>>>>>

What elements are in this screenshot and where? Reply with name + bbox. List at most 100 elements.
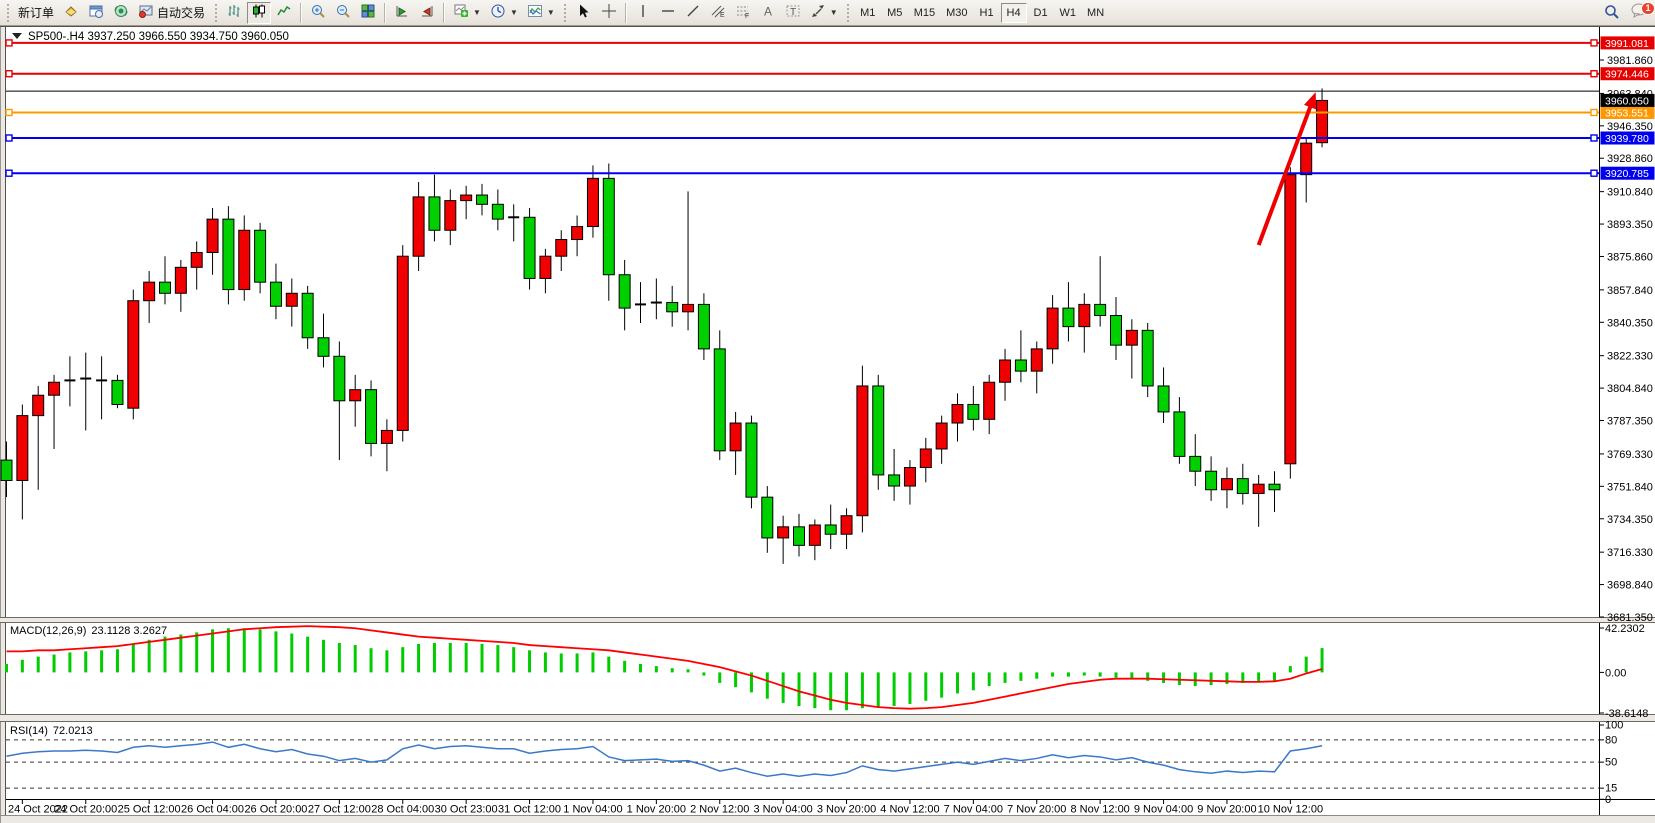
candlestick-chart-button[interactable] — [247, 1, 272, 24]
chart-shift-right-button[interactable] — [415, 2, 439, 24]
price-tick-label: 3769.330 — [1607, 449, 1653, 461]
line-handle[interactable] — [1590, 169, 1598, 177]
symbol-dropdown-icon[interactable] — [12, 33, 22, 39]
line-handle[interactable] — [5, 39, 13, 47]
line-handle[interactable] — [1590, 134, 1598, 142]
candle — [1220, 467, 1233, 509]
candle — [1300, 137, 1313, 203]
indicators-button[interactable]: ▼ — [523, 2, 559, 24]
candle — [1284, 167, 1297, 479]
candle-body — [476, 194, 488, 205]
candle-body — [745, 422, 758, 498]
price-tick-label: 3857.840 — [1607, 285, 1653, 297]
line-handle[interactable] — [1590, 39, 1598, 47]
chart-plot-bg[interactable] — [6, 27, 1600, 815]
rsi-label: RSI(14) 72.0213 — [10, 725, 93, 737]
new-order-button[interactable]: 新订单 — [14, 2, 58, 24]
line-handle[interactable] — [5, 169, 13, 177]
price-axis-bg[interactable] — [1600, 27, 1655, 815]
candle — [1157, 367, 1170, 424]
trend-arrow-head[interactable] — [1304, 92, 1317, 110]
timeframe-button-w1[interactable]: W1 — [1059, 6, 1077, 19]
toolbar-separator — [384, 2, 387, 23]
annotations-layer[interactable] — [1256, 92, 1317, 246]
text-button[interactable]: A — [756, 2, 780, 24]
line-handle[interactable] — [5, 70, 13, 78]
charts-profile-button[interactable] — [59, 2, 83, 24]
time-tick-label: 1 Nov 20:00 — [627, 804, 686, 816]
chart-area[interactable]: 3981.8603963.8403946.3503928.8603910.840… — [0, 26, 1655, 823]
crosshair-button[interactable] — [597, 2, 621, 24]
timeframe-button-mn[interactable]: MN — [1087, 6, 1105, 19]
arrow-objects-button[interactable]: ▼ — [806, 2, 842, 24]
timeframe-button-d1[interactable]: D1 — [1033, 6, 1048, 19]
equidistant-channel-button[interactable]: E — [706, 2, 730, 24]
candlestick-chart-icon — [251, 3, 267, 22]
panel-splitter[interactable] — [0, 714, 1655, 722]
market-watch-button[interactable] — [109, 2, 133, 24]
toolbar-grip[interactable] — [845, 2, 851, 23]
candle — [317, 313, 330, 368]
horizontal-line-button[interactable] — [656, 2, 680, 24]
bar-chart-button[interactable] — [222, 2, 246, 24]
candle-body — [888, 474, 901, 487]
line-chart-button[interactable] — [272, 2, 296, 24]
search-button[interactable] — [1599, 2, 1624, 24]
fibonacci-button[interactable]: F — [731, 2, 755, 24]
new-window-button[interactable] — [84, 2, 108, 24]
time-tick-label: 3 Nov 04:00 — [753, 804, 812, 816]
candle — [523, 208, 536, 290]
period-button[interactable]: ▼ — [486, 2, 522, 24]
candle-body — [840, 515, 853, 535]
price-line-badge-label: 3974.446 — [1605, 69, 1649, 81]
timeframe-button-m30[interactable]: M30 — [946, 6, 968, 19]
candle-body — [1189, 455, 1202, 472]
candle — [508, 204, 520, 242]
chart-shift-left-icon — [394, 3, 410, 22]
line-handle[interactable] — [5, 108, 13, 117]
price-lines-layer[interactable] — [5, 39, 1599, 177]
autotrade-button[interactable]: 自动交易 — [134, 2, 209, 24]
rsi-line — [6, 741, 1323, 778]
toolbar-grip[interactable] — [5, 2, 10, 23]
price-line-badge — [1600, 131, 1655, 145]
candle-body — [999, 359, 1012, 383]
chart-caption: SP500-.H4 3937.250 3966.550 3934.750 396… — [12, 31, 289, 43]
panel-splitter[interactable] — [0, 617, 1655, 623]
line-handle[interactable] — [5, 134, 13, 142]
toolbar-grip[interactable] — [562, 2, 568, 23]
vertical-line-button[interactable] — [631, 2, 655, 24]
timeframe-button-m5[interactable]: M5 — [887, 6, 903, 19]
chevron-down-icon: ▼ — [546, 8, 555, 17]
text-label-button[interactable]: T — [781, 2, 805, 24]
line-handle[interactable] — [1590, 70, 1598, 78]
candle-body — [1141, 329, 1154, 387]
candle-body — [1316, 99, 1329, 144]
chat-button[interactable]: 1 — [1625, 1, 1655, 24]
toolbar-grip[interactable] — [213, 2, 219, 23]
cursor-button[interactable] — [572, 2, 596, 24]
price-line-badge — [1600, 166, 1655, 180]
chart-shift-left-button[interactable] — [390, 2, 414, 24]
new-chart-button[interactable]: ▼ — [449, 2, 485, 24]
candle-body — [491, 203, 504, 220]
timeframe-button-m1[interactable]: M1 — [860, 6, 876, 19]
candle — [380, 419, 393, 472]
line-handle[interactable] — [1590, 108, 1598, 117]
candle-body — [682, 303, 695, 313]
trend-arrow-shaft[interactable] — [1256, 102, 1314, 246]
timeframe-button-h4[interactable]: H4 — [1000, 2, 1027, 23]
candle — [586, 165, 599, 238]
timeframe-button-h1[interactable]: H1 — [979, 6, 994, 19]
trendline-button[interactable] — [681, 2, 705, 24]
zoom-out-button[interactable] — [331, 2, 355, 24]
zoom-in-button[interactable] — [306, 2, 330, 24]
candle — [1125, 319, 1138, 379]
candle-body — [983, 381, 996, 420]
candle-body — [618, 274, 631, 309]
candle — [365, 380, 378, 457]
timeframe-button-m15[interactable]: M15 — [913, 6, 936, 19]
tile-windows-button[interactable] — [356, 2, 380, 24]
time-tick-label: 4 Nov 12:00 — [880, 804, 939, 816]
candle-body — [1094, 303, 1107, 317]
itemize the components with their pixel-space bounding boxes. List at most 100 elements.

<<<<<

Format everything from the line containing "candlestick-chart-button[interactable] — [247, 1, 272, 24]" down to the line containing "line-handle[interactable] — [5, 70, 13, 78]" as a numbered list, leaving out any blank lines.

Finished task =
1. candlestick-chart-button[interactable] — [247, 1, 272, 24]
2. chart-shift-right-button[interactable] — [415, 2, 439, 24]
3. price-tick-label: 3769.330 — [1607, 449, 1653, 461]
4. line-handle[interactable] — [1590, 169, 1598, 177]
5. symbol-dropdown-icon[interactable] — [12, 33, 22, 39]
6. line-handle[interactable] — [5, 39, 13, 47]
7. line-handle[interactable] — [1590, 134, 1598, 142]
8. candle — [1220, 467, 1233, 509]
9. candle — [1300, 137, 1313, 203]
10. indicators-button[interactable]: ▼ — [523, 2, 559, 24]
11. candle — [1284, 167, 1297, 479]
12. candle-body — [476, 194, 488, 205]
13. candle-body — [745, 422, 758, 498]
14. price-tick-label: 3857.840 — [1607, 285, 1653, 297]
15. line-handle[interactable] — [1590, 39, 1598, 47]
16. chart-plot-bg[interactable] — [6, 27, 1600, 815]
17. rsi-label: RSI(14) 72.0213 — [10, 725, 93, 737]
18. new-order-button[interactable]: 新订单 — [14, 2, 58, 24]
19. line-handle[interactable] — [5, 169, 13, 177]
20. price-axis-bg[interactable] — [1600, 27, 1655, 815]
21. candle — [1157, 367, 1170, 424]
22. trend-arrow-head[interactable] — [1304, 92, 1317, 110]
23. timeframe-button-w1[interactable]: W1 — [1059, 6, 1077, 19]
24. toolbar-separator — [384, 2, 387, 23]
25. annotations-layer[interactable] — [1256, 92, 1317, 246]
26. text-button[interactable]: A — [756, 2, 780, 24]
27. line-handle[interactable] — [5, 70, 13, 78]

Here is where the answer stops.